» Your task
Which lines hold the word "prinsip"? Copy each one.

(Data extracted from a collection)

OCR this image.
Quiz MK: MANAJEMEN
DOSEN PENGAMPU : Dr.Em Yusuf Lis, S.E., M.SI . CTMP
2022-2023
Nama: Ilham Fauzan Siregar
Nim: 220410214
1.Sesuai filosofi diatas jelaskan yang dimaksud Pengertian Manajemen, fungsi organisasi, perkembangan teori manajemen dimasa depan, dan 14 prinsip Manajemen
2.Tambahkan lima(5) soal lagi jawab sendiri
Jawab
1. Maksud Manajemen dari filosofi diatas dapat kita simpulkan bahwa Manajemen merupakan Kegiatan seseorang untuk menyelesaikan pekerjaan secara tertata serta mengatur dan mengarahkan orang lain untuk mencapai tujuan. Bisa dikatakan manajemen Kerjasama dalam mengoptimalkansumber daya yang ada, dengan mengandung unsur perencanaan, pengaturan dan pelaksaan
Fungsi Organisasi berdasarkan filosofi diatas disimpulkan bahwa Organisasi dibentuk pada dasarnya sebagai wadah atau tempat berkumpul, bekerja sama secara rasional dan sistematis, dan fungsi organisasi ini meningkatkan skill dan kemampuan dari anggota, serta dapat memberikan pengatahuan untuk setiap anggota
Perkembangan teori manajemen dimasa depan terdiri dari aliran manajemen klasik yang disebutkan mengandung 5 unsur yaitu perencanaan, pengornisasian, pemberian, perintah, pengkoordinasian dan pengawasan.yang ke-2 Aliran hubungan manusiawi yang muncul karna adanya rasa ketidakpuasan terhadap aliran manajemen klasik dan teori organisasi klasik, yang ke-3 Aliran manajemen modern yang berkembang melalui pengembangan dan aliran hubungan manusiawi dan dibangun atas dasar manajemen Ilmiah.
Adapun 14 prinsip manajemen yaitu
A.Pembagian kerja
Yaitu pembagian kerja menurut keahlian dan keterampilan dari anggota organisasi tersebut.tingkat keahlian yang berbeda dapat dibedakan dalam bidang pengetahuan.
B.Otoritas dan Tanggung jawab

» Result of the exercise
1.Sesuai filosofi diatas jelaskan yang dimaksud Pengertian Manajemen, fungsi organisasi, perkembangan teori manajemen dimasa depan, dan 14 prinsip Manajemen
Adapun 14 prinsip manajemen yaitu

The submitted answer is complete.